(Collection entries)
####################
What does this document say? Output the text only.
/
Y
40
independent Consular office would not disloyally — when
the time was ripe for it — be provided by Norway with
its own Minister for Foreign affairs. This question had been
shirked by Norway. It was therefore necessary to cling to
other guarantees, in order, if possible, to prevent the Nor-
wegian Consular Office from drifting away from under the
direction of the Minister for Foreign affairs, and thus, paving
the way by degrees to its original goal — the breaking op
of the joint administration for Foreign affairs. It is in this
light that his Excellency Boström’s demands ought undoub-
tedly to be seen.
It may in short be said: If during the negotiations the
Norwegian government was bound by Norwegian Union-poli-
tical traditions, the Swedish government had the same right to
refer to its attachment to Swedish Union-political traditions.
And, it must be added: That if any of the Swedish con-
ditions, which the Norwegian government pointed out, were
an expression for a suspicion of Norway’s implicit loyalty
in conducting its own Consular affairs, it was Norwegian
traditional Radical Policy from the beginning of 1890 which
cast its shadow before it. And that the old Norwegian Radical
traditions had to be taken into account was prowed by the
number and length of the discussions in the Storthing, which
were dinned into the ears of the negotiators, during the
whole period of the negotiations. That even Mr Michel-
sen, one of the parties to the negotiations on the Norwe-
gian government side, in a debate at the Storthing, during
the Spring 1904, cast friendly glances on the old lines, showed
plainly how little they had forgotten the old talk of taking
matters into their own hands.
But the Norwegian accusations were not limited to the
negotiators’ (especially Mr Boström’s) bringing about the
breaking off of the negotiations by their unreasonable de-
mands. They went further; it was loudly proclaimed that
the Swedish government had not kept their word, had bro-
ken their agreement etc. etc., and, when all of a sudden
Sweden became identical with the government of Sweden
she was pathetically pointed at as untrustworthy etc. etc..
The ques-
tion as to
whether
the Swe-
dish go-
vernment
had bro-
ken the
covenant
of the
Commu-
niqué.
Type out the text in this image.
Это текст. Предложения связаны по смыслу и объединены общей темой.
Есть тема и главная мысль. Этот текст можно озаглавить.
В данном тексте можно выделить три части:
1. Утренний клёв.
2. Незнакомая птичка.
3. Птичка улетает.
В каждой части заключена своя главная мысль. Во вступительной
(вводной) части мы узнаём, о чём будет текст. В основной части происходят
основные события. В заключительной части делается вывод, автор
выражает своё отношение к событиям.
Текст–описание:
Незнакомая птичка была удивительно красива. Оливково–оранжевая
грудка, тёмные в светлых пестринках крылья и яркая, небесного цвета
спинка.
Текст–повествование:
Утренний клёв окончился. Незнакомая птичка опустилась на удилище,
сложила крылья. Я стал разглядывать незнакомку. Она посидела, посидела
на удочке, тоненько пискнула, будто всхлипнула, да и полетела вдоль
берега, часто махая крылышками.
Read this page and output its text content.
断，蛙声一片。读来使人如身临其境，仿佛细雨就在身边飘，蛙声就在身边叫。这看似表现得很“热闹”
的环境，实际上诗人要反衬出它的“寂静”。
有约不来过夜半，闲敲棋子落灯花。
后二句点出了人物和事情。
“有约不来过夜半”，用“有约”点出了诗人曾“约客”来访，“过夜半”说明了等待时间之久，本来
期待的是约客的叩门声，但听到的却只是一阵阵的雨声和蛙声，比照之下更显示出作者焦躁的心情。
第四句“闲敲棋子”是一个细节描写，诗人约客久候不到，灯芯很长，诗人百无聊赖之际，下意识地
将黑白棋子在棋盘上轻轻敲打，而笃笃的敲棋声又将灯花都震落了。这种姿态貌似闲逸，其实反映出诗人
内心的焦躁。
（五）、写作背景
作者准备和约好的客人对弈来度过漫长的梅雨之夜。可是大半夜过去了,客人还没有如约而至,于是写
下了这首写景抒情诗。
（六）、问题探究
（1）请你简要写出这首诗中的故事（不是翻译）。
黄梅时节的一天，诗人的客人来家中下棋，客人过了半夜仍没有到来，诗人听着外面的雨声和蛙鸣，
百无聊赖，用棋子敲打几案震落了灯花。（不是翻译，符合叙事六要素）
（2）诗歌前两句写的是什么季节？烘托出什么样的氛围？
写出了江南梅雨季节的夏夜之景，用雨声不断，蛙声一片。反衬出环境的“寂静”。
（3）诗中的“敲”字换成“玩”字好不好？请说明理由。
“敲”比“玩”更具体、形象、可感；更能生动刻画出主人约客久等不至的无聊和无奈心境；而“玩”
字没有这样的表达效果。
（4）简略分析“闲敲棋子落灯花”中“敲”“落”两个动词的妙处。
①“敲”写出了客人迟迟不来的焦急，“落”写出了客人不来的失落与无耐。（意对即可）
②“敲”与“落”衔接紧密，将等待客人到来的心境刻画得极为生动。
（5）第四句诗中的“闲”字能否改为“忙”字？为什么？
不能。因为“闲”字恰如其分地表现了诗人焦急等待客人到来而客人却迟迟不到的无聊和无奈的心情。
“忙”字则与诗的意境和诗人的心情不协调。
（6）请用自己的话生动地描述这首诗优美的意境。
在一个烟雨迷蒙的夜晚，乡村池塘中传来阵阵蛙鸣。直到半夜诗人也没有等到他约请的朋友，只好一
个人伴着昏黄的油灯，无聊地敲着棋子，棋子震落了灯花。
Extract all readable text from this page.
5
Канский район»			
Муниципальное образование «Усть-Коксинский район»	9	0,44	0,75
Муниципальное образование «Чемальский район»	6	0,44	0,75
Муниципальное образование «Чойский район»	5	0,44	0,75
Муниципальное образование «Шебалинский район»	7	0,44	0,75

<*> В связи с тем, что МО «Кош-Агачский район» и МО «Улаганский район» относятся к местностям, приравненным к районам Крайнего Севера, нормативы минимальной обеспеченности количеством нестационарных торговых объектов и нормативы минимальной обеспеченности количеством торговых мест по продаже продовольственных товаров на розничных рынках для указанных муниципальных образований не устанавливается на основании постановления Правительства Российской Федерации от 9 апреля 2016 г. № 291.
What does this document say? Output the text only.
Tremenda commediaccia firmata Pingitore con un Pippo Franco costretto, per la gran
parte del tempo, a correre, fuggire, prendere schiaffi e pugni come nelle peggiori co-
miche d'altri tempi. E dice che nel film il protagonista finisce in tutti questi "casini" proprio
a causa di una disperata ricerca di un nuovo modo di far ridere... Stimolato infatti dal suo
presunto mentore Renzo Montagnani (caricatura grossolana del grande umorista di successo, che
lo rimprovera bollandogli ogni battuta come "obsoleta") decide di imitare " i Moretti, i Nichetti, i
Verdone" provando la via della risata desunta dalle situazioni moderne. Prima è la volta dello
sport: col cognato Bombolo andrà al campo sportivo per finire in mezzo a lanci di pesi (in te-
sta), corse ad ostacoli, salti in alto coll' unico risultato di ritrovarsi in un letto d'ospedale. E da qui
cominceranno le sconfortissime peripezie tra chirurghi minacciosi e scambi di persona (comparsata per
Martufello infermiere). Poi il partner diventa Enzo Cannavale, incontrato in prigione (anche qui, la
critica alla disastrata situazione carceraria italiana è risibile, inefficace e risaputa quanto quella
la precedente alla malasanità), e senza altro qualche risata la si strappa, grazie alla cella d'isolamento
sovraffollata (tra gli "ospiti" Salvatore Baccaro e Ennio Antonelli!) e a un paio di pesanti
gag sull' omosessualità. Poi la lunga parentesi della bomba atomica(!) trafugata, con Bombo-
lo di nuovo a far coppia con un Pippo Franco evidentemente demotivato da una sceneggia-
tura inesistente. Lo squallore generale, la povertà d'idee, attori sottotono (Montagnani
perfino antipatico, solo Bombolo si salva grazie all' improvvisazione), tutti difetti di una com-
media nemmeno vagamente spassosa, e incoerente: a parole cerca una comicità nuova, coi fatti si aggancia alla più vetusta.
####################
PROBLEM DESCRIPTION: Choose all lines containing the string "grazie" and copy them out.

TASK SOLUTION:
la precedente alla malasanità), e senza altro qualche risata la si strappa, grazie alla cella d'isolamento
perfino antipatico, solo Bombolo si salva grazie all' improvvisazione), tutti difetti di una com-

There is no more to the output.